## What to work on
Repeat every entry in the listing below, exactly.

## Entries provided
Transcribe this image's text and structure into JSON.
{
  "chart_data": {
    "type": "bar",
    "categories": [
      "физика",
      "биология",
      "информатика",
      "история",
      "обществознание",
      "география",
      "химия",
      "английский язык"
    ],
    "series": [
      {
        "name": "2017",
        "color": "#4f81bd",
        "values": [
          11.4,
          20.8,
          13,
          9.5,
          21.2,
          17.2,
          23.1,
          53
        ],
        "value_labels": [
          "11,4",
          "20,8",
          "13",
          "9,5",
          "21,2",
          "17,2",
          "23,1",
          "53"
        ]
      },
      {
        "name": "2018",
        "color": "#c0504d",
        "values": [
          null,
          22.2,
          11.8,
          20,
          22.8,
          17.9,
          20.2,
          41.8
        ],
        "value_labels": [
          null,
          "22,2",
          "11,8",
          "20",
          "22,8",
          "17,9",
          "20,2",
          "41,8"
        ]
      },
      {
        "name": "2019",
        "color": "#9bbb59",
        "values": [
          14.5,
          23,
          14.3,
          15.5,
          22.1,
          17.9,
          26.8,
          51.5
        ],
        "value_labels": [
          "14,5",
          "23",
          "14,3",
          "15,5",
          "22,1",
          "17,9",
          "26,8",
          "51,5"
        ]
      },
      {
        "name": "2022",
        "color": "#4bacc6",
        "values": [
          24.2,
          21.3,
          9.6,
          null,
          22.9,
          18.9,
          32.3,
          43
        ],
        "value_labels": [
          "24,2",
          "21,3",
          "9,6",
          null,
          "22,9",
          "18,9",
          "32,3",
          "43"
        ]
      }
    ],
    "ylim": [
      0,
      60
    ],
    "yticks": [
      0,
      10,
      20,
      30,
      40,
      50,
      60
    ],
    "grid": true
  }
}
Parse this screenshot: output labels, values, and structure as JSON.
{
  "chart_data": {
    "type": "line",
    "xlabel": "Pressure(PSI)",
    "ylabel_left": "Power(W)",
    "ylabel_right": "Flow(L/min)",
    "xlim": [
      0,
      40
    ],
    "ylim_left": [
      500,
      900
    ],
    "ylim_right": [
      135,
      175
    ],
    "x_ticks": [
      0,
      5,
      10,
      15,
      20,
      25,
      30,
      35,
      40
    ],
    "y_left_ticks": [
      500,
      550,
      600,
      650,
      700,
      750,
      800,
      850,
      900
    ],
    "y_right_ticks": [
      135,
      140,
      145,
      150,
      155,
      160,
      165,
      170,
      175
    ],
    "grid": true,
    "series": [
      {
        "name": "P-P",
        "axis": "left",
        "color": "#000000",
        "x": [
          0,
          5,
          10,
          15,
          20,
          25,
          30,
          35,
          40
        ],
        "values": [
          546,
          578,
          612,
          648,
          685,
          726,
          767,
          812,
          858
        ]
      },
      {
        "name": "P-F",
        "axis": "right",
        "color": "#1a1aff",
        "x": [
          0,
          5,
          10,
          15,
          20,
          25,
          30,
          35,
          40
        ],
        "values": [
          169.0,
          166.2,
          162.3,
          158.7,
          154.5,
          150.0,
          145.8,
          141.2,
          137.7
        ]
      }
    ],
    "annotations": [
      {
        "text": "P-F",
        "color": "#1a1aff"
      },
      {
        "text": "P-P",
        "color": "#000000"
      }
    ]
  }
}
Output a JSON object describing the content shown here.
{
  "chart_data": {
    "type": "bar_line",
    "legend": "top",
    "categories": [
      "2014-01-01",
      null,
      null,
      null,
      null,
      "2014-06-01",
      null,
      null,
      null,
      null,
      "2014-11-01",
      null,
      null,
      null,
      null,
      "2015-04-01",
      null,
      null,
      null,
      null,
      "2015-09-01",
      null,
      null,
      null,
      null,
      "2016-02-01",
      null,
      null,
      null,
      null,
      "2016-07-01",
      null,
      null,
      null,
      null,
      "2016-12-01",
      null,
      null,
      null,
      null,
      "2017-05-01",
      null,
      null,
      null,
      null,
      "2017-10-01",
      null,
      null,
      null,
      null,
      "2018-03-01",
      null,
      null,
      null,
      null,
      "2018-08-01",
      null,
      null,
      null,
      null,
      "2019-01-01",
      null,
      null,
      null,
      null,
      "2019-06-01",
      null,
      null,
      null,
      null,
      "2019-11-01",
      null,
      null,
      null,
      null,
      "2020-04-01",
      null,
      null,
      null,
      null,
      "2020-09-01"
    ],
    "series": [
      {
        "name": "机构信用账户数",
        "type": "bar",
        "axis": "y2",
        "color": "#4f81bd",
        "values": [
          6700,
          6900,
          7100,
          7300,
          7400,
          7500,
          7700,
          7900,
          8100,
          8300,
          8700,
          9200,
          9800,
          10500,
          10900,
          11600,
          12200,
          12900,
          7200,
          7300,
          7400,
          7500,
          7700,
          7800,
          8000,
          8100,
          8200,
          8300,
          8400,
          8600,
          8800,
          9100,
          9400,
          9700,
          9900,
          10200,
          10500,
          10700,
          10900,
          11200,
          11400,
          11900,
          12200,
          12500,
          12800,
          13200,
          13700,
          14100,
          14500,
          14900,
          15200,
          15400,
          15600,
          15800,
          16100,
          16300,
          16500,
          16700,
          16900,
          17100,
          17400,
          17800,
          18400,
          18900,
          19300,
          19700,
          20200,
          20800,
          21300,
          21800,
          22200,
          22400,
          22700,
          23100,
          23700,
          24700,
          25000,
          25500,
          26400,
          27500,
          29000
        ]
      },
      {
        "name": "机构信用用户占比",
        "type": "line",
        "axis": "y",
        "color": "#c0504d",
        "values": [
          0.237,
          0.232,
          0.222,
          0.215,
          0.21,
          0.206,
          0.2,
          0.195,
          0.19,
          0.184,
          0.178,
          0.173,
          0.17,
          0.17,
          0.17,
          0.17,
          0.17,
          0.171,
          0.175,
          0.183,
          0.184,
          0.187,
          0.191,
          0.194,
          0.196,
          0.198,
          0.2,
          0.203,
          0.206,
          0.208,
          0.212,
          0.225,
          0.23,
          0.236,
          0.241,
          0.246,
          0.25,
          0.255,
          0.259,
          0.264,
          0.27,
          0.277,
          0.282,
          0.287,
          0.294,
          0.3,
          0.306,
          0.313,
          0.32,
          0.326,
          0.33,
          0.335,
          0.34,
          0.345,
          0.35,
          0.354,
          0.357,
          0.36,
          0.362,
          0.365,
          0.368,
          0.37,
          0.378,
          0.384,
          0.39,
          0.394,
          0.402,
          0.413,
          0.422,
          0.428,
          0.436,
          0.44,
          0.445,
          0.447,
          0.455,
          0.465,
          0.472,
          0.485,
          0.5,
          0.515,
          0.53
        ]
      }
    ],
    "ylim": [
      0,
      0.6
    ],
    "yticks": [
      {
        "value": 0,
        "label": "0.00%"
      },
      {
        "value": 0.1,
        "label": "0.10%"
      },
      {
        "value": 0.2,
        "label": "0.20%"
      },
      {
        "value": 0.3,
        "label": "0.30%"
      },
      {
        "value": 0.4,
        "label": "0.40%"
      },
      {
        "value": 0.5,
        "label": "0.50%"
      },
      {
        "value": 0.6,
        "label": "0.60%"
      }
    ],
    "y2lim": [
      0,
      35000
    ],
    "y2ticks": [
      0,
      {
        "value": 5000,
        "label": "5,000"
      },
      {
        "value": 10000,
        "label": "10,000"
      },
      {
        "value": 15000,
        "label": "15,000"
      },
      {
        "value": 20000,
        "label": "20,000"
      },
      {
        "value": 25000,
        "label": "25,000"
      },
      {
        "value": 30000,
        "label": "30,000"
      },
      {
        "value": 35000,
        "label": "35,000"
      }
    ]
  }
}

## The result
Transcribe this image's text and structure into JSON.
{
  "chart_data": {
    "type": "bar",
    "categories": [
      "физика",
      "биология",
      "информатика",
      "история",
      "обществознание",
      "география",
      "химия",
      "английский язык"
    ],
    "series": [
      {
        "name": "2017",
        "color": "#4f81bd",
        "values": [
          11.4,
          20.8,
          13,
          9.5,
          21.2,
          17.2,
          23.1,
          53
        ],
        "value_labels": [
          "11,4",
          "20,8",
          "13",
          "9,5",
          "21,2",
          "17,2",
          "23,1",
          "53"
        ]
      },
      {
        "name": "2018",
        "color": "#c0504d",
        "values": [
          null,
          22.2,
          11.8,
          20,
          22.8,
          17.9,
          20.2,
          41.8
        ],
        "value_labels": [
          null,
          "22,2",
          "11,8",
          "20",
          "22,8",
          "17,9",
          "20,2",
          "41,8"
        ]
      },
      {
        "name": "2019",
        "color": "#9bbb59",
        "values": [
          14.5,
          23,
          14.3,
          15.5,
          22.1,
          17.9,
          26.8,
          51.5
        ],
        "value_labels": [
          "14,5",
          "23",
          "14,3",
          "15,5",
          "22,1",
          "17,9",
          "26,8",
          "51,5"
        ]
      },
      {
        "name": "2022",
        "color": "#4bacc6",
        "values": [
          24.2,
          21.3,
          9.6,
          null,
          22.9,
          18.9,
          32.3,
          43
        ],
        "value_labels": [
          "24,2",
          "21,3",
          "9,6",
          null,
          "22,9",
          "18,9",
          "32,3",
          "43"
        ]
      }
    ],
    "ylim": [
      0,
      60
    ],
    "yticks": [
      0,
      10,
      20,
      30,
      40,
      50,
      60
    ],
    "grid": true
  }
}
Parse this screenshot: output labels, values, and structure as JSON.
{
  "chart_data": {
    "type": "line",
    "xlabel": "Pressure(PSI)",
    "ylabel_left": "Power(W)",
    "ylabel_right": "Flow(L/min)",
    "xlim": [
      0,
      40
    ],
    "ylim_left": [
      500,
      900
    ],
    "ylim_right": [
      135,
      175
    ],
    "x_ticks": [
      0,
      5,
      10,
      15,
      20,
      25,
      30,
      35,
      40
    ],
    "y_left_ticks": [
      500,
      550,
      600,
      650,
      700,
      750,
      800,
      850,
      900
    ],
    "y_right_ticks": [
      135,
      140,
      145,
      150,
      155,
      160,
      165,
      170,
      175
    ],
    "grid": true,
    "series": [
      {
        "name": "P-P",
        "axis": "left",
        "color": "#000000",
        "x": [
          0,
          5,
          10,
          15,
          20,
          25,
          30,
          35,
          40
        ],
        "values": [
          546,
          578,
          612,
          648,
          685,
          726,
          767,
          812,
          858
        ]
      },
      {
        "name": "P-F",
        "axis": "right",
        "color": "#1a1aff",
        "x": [
          0,
          5,
          10,
          15,
          20,
          25,
          30,
          35,
          40
        ],
        "values": [
          169.0,
          166.2,
          162.3,
          158.7,
          154.5,
          150.0,
          145.8,
          141.2,
          137.7
        ]
      }
    ],
    "annotations": [
      {
        "text": "P-F",
        "color": "#1a1aff"
      },
      {
        "text": "P-P",
        "color": "#000000"
      }
    ]
  }
}
Output a JSON object describing the content shown here.
{
  "chart_data": {
    "type": "bar_line",
    "legend": "top",
    "categories": [
      "2014-01-01",
      null,
      null,
      null,
      null,
      "2014-06-01",
      null,
      null,
      null,
      null,
      "2014-11-01",
      null,
      null,
      null,
      null,
      "2015-04-01",
      null,
      null,
      null,
      null,
      "2015-09-01",
      null,
      null,
      null,
      null,
      "2016-02-01",
      null,
      null,
      null,
      null,
      "2016-07-01",
      null,
      null,
      null,
      null,
      "2016-12-01",
      null,
      null,
      null,
      null,
      "2017-05-01",
      null,
      null,
      null,
      null,
      "2017-10-01",
      null,
      null,
      null,
      null,
      "2018-03-01",
      null,
      null,
      null,
      null,
      "2018-08-01",
      null,
      null,
      null,
      null,
      "2019-01-01",
      null,
      null,
      null,
      null,
      "2019-06-01",
      null,
      null,
      null,
      null,
      "2019-11-01",
      null,
      null,
      null,
      null,
      "2020-04-01",
      null,
      null,
      null,
      null,
      "2020-09-01"
    ],
    "series": [
      {
        "name": "机构信用账户数",
        "type": "bar",
        "axis": "y2",
        "color": "#4f81bd",
        "values": [
          6700,
          6900,
          7100,
          7300,
          7400,
          7500,
          7700,
          7900,
          8100,
          8300,
          8700,
          9200,
          9800,
          10500,
          10900,
          11600,
          12200,
          12900,
          7200,
          7300,
          7400,
          7500,
          7700,
          7800,
          8000,
          8100,
          8200,
          8300,
          8400,
          8600,
          8800,
          9100,
          9400,
          9700,
          9900,
          10200,
          10500,
          10700,
          10900,
          11200,
          11400,
          11900,
          12200,
          12500,
          12800,
          13200,
          13700,
          14100,
          14500,
          14900,
          15200,
          15400,
          15600,
          15800,
          16100,
          16300,
          16500,
          16700,
          16900,
          17100,
          17400,
          17800,
          18400,
          18900,
          19300,
          19700,
          20200,
          20800,
          21300,
          21800,
          22200,
          22400,
          22700,
          23100,
          23700,
          24700,
          25000,
          25500,
          26400,
          27500,
          29000
        ]
      },
      {
        "name": "机构信用用户占比",
        "type": "line",
        "axis": "y",
        "color": "#c0504d",
        "values": [
          0.237,
          0.232,
          0.222,
          0.215,
          0.21,
          0.206,
          0.2,
          0.195,
          0.19,
          0.184,
          0.178,
          0.173,
          0.17,
          0.17,
          0.17,
          0.17,
          0.17,
          0.171,
          0.175,
          0.183,
          0.184,
          0.187,
          0.191,
          0.194,
          0.196,
          0.198,
          0.2,
          0.203,
          0.206,
          0.208,
          0.212,
          0.225,
          0.23,
          0.236,
          0.241,
          0.246,
          0.25,
          0.255,
          0.259,
          0.264,
          0.27,
          0.277,
          0.282,
          0.287,
          0.294,
          0.3,
          0.306,
          0.313,
          0.32,
          0.326,
          0.33,
          0.335,
          0.34,
          0.345,
          0.35,
          0.354,
          0.357,
          0.36,
          0.362,
          0.365,
          0.368,
          0.37,
          0.378,
          0.384,
          0.39,
          0.394,
          0.402,
          0.413,
          0.422,
          0.428,
          0.436,
          0.44,
          0.445,
          0.447,
          0.455,
          0.465,
          0.472,
          0.485,
          0.5,
          0.515,
          0.53
        ]
      }
    ],
    "ylim": [
      0,
      0.6
    ],
    "yticks": [
      {
        "value": 0,
        "label": "0.00%"
      },
      {
        "value": 0.1,
        "label": "0.10%"
      },
      {
        "value": 0.2,
        "label": "0.20%"
      },
      {
        "value": 0.3,
        "label": "0.30%"
      },
      {
        "value": 0.4,
        "label": "0.40%"
      },
      {
        "value": 0.5,
        "label": "0.50%"
      },
      {
        "value": 0.6,
        "label": "0.60%"
      }
    ],
    "y2lim": [
      0,
      35000
    ],
    "y2ticks": [
      0,
      {
        "value": 5000,
        "label": "5,000"
      },
      {
        "value": 10000,
        "label": "10,000"
      },
      {
        "value": 15000,
        "label": "15,000"
      },
      {
        "value": 20000,
        "label": "20,000"
      },
      {
        "value": 25000,
        "label": "25,000"
      },
      {
        "value": 30000,
        "label": "30,000"
      },
      {
        "value": 35000,
        "label": "35,000"
      }
    ]
  }
}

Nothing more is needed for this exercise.